#### Your task:
Only the number is wanted: tally the lines below that contain the word "rules".

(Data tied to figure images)
******************************

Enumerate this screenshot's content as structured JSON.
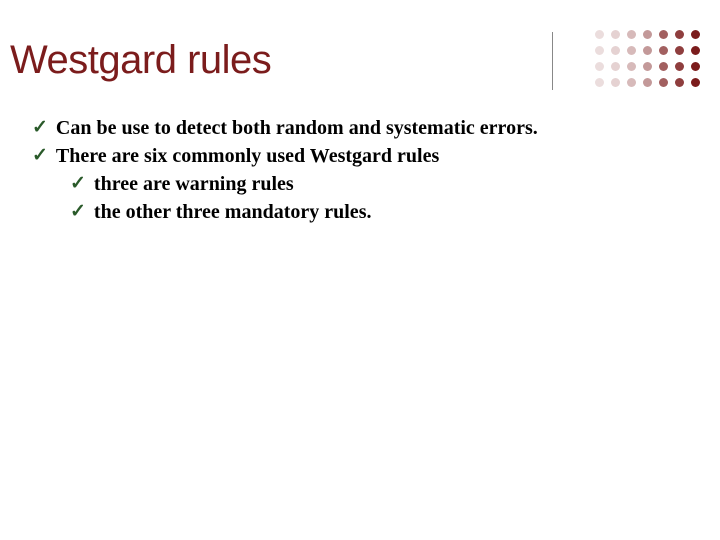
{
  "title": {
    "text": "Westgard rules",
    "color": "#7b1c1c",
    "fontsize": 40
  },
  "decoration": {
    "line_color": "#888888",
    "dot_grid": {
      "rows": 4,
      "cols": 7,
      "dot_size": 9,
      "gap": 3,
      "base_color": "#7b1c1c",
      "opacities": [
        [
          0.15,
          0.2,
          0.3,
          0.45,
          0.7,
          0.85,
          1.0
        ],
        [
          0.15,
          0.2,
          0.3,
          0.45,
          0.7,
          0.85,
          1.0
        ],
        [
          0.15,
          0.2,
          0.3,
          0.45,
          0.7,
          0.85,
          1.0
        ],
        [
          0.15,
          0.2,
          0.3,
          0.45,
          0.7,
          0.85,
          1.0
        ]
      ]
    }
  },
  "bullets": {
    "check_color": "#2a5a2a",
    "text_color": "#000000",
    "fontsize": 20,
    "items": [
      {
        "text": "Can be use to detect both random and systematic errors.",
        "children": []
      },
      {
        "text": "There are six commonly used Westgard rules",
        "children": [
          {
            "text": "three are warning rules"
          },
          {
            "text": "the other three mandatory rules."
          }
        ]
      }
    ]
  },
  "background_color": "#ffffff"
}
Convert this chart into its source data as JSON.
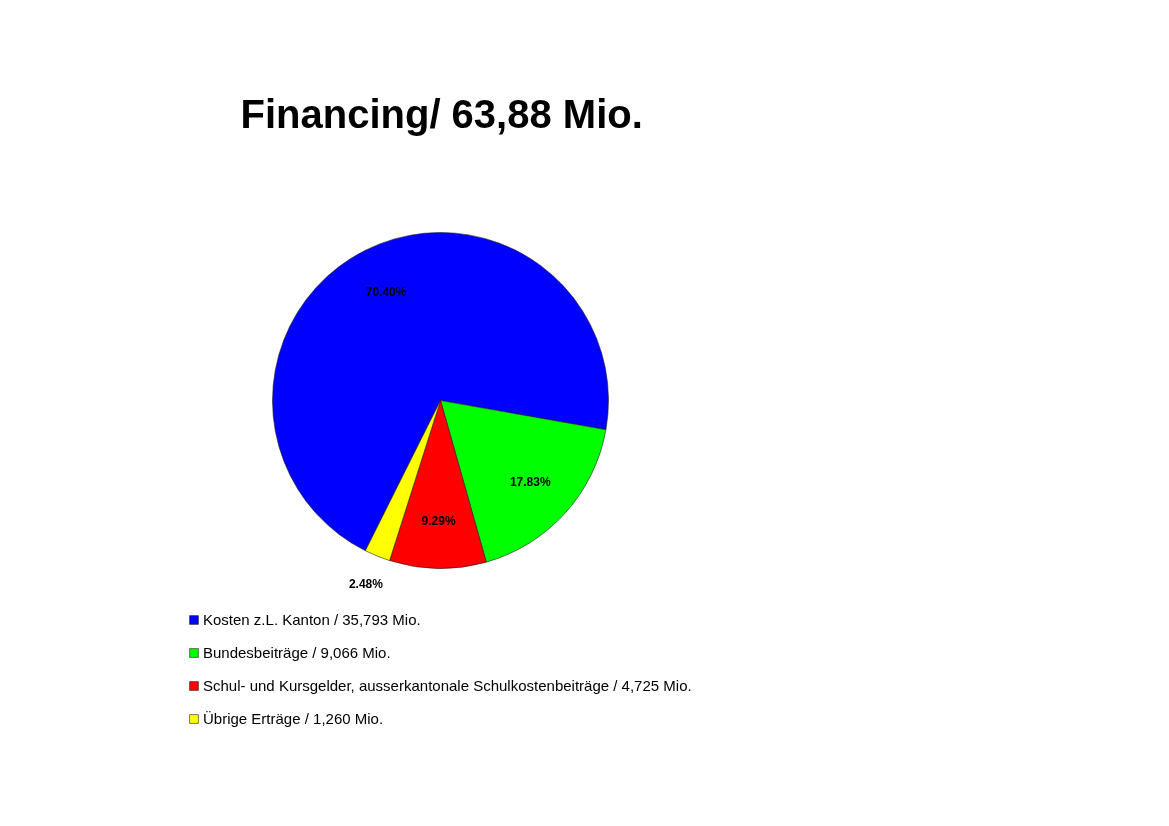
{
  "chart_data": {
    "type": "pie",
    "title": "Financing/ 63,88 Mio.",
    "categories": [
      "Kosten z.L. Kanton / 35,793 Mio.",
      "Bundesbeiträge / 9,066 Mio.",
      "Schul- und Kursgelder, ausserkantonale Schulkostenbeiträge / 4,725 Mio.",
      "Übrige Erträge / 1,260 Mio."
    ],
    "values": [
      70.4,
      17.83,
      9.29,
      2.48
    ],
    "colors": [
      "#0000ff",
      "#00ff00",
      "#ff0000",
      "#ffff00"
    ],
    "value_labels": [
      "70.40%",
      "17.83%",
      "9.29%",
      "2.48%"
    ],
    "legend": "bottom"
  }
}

******************************

#### Answer in full:
4